— Start —

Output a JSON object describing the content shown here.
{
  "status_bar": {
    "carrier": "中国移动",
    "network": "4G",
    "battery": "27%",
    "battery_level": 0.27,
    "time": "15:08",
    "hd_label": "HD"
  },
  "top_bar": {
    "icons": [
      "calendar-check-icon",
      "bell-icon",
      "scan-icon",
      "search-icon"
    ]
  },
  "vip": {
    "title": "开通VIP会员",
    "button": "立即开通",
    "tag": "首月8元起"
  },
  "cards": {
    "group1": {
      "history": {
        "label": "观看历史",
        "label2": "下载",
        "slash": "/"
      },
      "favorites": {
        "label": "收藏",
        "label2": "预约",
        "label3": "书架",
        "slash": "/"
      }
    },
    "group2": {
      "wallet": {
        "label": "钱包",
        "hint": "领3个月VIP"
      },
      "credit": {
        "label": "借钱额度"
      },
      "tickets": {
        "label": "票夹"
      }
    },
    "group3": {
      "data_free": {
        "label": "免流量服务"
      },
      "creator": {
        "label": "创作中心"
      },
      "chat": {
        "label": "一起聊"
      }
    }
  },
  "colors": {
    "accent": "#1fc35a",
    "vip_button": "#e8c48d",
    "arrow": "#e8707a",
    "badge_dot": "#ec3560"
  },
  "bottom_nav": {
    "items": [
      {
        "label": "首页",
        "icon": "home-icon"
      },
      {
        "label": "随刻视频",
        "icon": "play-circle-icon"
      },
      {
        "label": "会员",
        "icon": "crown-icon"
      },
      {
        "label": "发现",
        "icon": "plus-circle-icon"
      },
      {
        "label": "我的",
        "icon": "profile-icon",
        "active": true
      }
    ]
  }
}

— End —

_What the exercise asks_
Determine how many lines include the string "circle". Give no answer but the number.

_Solution to this task_
2